EXERCISE AIM — Write out every line below that includes the word "General".

DATASET EXCERPTS —

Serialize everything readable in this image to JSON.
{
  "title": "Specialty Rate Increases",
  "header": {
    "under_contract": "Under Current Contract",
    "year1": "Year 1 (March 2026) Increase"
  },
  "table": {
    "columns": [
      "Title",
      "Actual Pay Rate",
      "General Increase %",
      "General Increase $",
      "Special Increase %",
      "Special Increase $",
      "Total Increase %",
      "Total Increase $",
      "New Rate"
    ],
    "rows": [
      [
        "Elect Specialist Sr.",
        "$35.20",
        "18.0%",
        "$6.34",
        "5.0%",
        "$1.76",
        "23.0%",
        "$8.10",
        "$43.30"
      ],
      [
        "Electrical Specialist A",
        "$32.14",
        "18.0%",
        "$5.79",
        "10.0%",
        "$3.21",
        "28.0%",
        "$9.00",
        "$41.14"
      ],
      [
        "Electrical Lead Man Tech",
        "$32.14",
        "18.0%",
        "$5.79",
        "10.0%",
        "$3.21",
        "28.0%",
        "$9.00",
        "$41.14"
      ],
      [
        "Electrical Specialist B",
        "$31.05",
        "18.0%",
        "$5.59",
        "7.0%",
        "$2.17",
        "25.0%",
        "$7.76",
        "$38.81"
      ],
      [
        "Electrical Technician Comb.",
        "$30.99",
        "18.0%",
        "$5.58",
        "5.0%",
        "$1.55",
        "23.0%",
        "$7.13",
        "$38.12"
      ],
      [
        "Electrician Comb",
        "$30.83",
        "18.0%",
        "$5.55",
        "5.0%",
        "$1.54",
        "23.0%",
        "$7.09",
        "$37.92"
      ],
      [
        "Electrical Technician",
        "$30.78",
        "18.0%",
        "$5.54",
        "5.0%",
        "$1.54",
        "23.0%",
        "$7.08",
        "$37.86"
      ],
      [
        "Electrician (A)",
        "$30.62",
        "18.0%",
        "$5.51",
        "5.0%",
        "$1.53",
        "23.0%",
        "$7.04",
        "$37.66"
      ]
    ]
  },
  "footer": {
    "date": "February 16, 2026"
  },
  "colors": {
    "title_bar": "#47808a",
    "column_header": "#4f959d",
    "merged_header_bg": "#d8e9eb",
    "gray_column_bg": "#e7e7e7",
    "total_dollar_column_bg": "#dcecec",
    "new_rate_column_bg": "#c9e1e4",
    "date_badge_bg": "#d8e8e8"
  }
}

SOLUTION TO THIS EXERCISE —
      "General Increase %",
      "General Increase $",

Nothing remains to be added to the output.